YOUR GOAL: Set out every line of the items below as a numbered list, skipping blank lines and leaving out the pictures.

RECORDS SHOWN:
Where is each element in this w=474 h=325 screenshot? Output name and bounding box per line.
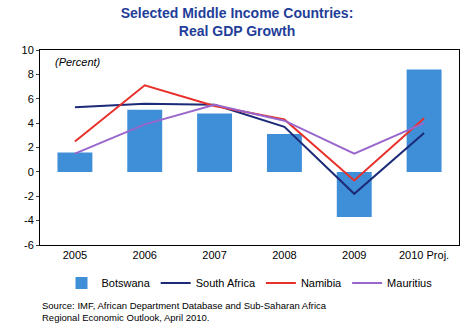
svg-text:8: 8 bbox=[28, 68, 34, 80]
svg-text:2009: 2009 bbox=[342, 249, 366, 261]
svg-text:-2: -2 bbox=[24, 190, 34, 202]
svg-text:-4: -4 bbox=[24, 214, 34, 226]
svg-text:-6: -6 bbox=[24, 239, 34, 251]
svg-text:0: 0 bbox=[28, 166, 34, 178]
svg-text:Botswana: Botswana bbox=[102, 277, 151, 289]
svg-text:4: 4 bbox=[28, 117, 34, 129]
svg-text:Mauritius: Mauritius bbox=[387, 277, 432, 289]
svg-text:2007: 2007 bbox=[202, 249, 226, 261]
svg-text:(Percent): (Percent) bbox=[55, 56, 101, 68]
svg-text:Selected Middle Income Countri: Selected Middle Income Countries:Real GD… bbox=[121, 5, 354, 39]
svg-text:Source: IMF, African Departmen: Source: IMF, African Department Database… bbox=[42, 300, 327, 323]
svg-text:South Africa: South Africa bbox=[196, 277, 256, 289]
svg-text:2005: 2005 bbox=[63, 249, 87, 261]
svg-text:10: 10 bbox=[22, 44, 34, 56]
svg-text:2006: 2006 bbox=[133, 249, 157, 261]
svg-text:6: 6 bbox=[28, 93, 34, 105]
svg-text:2008: 2008 bbox=[272, 249, 296, 261]
svg-text:2: 2 bbox=[28, 141, 34, 153]
svg-text:2010 Proj.: 2010 Proj. bbox=[399, 249, 449, 261]
svg-text:Namibia: Namibia bbox=[301, 277, 342, 289]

ANSWER BELOW:
1. Where is each element in this w=474 h=325 screenshot? Output name and bounding box per line.
2. svg-text:8: 8 bbox=[28, 68, 34, 80]
3. svg-text:2009: 2009 bbox=[342, 249, 366, 261]
4. svg-text:-2: -2 bbox=[24, 190, 34, 202]
5. svg-text:-4: -4 bbox=[24, 214, 34, 226]
6. svg-text:-6: -6 bbox=[24, 239, 34, 251]
7. svg-text:0: 0 bbox=[28, 166, 34, 178]
8. svg-text:Botswana: Botswana bbox=[102, 277, 151, 289]
9. svg-text:4: 4 bbox=[28, 117, 34, 129]
10. svg-text:Mauritius: Mauritius bbox=[387, 277, 432, 289]
11. svg-text:2007: 2007 bbox=[202, 249, 226, 261]
12. svg-text:(Percent): (Percent) bbox=[55, 56, 101, 68]
13. svg-text:Selected Middle Income Countri: Selected Middle Income Countries:Real GD… bbox=[121, 5, 354, 39]
14. svg-text:Source: IMF, African Departmen: Source: IMF, African Department Database… bbox=[42, 300, 327, 323]
15. svg-text:South Africa: South Africa bbox=[196, 277, 256, 289]
16. svg-text:2005: 2005 bbox=[63, 249, 87, 261]
17. svg-text:10: 10 bbox=[22, 44, 34, 56]
18. svg-text:2006: 2006 bbox=[133, 249, 157, 261]
19. svg-text:6: 6 bbox=[28, 93, 34, 105]
20. svg-text:2008: 2008 bbox=[272, 249, 296, 261]
21. svg-text:2: 2 bbox=[28, 141, 34, 153]
22. svg-text:2010 Proj.: 2010 Proj. bbox=[399, 249, 449, 261]
23. svg-text:Namibia: Namibia bbox=[301, 277, 342, 289]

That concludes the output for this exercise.